- _Instructions to follow_: Transcribe the listing word for word.

───── Data records

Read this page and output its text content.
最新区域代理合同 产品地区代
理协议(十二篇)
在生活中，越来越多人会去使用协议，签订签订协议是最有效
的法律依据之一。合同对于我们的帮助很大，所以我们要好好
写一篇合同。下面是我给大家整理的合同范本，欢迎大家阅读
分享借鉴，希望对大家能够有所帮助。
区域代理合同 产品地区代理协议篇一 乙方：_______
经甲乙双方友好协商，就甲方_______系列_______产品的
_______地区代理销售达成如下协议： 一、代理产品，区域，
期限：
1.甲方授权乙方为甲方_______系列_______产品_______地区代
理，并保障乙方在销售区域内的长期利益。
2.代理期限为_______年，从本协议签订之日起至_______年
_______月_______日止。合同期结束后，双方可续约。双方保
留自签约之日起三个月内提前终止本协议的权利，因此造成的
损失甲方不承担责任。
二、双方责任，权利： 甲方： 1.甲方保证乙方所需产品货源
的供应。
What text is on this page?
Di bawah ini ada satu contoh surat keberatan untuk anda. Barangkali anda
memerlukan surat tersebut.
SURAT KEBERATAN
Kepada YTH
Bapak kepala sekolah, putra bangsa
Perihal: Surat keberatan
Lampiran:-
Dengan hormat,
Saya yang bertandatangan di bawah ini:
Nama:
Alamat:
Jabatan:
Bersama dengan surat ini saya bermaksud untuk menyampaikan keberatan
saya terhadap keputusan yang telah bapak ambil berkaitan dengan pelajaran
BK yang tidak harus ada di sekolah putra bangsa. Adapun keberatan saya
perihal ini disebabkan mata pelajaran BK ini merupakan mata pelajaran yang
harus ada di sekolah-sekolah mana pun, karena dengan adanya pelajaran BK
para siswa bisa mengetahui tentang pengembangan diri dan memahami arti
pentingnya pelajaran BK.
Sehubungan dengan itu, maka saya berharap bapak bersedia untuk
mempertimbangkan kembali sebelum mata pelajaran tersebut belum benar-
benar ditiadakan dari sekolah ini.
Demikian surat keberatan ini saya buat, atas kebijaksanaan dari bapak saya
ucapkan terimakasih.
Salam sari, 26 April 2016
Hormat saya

──────────

- _Solution for this problem_:
Read this page and output its text content.
最新区域代理合同 产品地区代
理协议(十二篇)
在生活中，越来越多人会去使用协议，签订签订协议是最有效
的法律依据之一。合同对于我们的帮助很大，所以我们要好好
写一篇合同。下面是我给大家整理的合同范本，欢迎大家阅读
分享借鉴，希望对大家能够有所帮助。
区域代理合同 产品地区代理协议篇一 乙方：_______
经甲乙双方友好协商，就甲方_______系列_______产品的
_______地区代理销售达成如下协议： 一、代理产品，区域，
期限：
1.甲方授权乙方为甲方_______系列_______产品_______地区代
理，并保障乙方在销售区域内的长期利益。
2.代理期限为_______年，从本协议签订之日起至_______年
_______月_______日止。合同期结束后，双方可续约。双方保
留自签约之日起三个月内提前终止本协议的权利，因此造成的
损失甲方不承担责任。
二、双方责任，权利： 甲方： 1.甲方保证乙方所需产品货源
的供应。
What text is on this page?
Di bawah ini ada satu contoh surat keberatan untuk anda. Barangkali anda
memerlukan surat tersebut.
SURAT KEBERATAN
Kepada YTH
Bapak kepala sekolah, putra bangsa
Perihal: Surat keberatan
Lampiran:-
Dengan hormat,
Saya yang bertandatangan di bawah ini:
Nama:
Alamat:
Jabatan:
Bersama dengan surat ini saya bermaksud untuk menyampaikan keberatan
saya terhadap keputusan yang telah bapak ambil berkaitan dengan pelajaran
BK yang tidak harus ada di sekolah putra bangsa. Adapun keberatan saya
perihal ini disebabkan mata pelajaran BK ini merupakan mata pelajaran yang
harus ada di sekolah-sekolah mana pun, karena dengan adanya pelajaran BK
para siswa bisa mengetahui tentang pengembangan diri dan memahami arti
pentingnya pelajaran BK.
Sehubungan dengan itu, maka saya berharap bapak bersedia untuk
mempertimbangkan kembali sebelum mata pelajaran tersebut belum benar-
benar ditiadakan dari sekolah ini.
Demikian surat keberatan ini saya buat, atas kebijaksanaan dari bapak saya
ucapkan terimakasih.
Salam sari, 26 April 2016
Hormat saya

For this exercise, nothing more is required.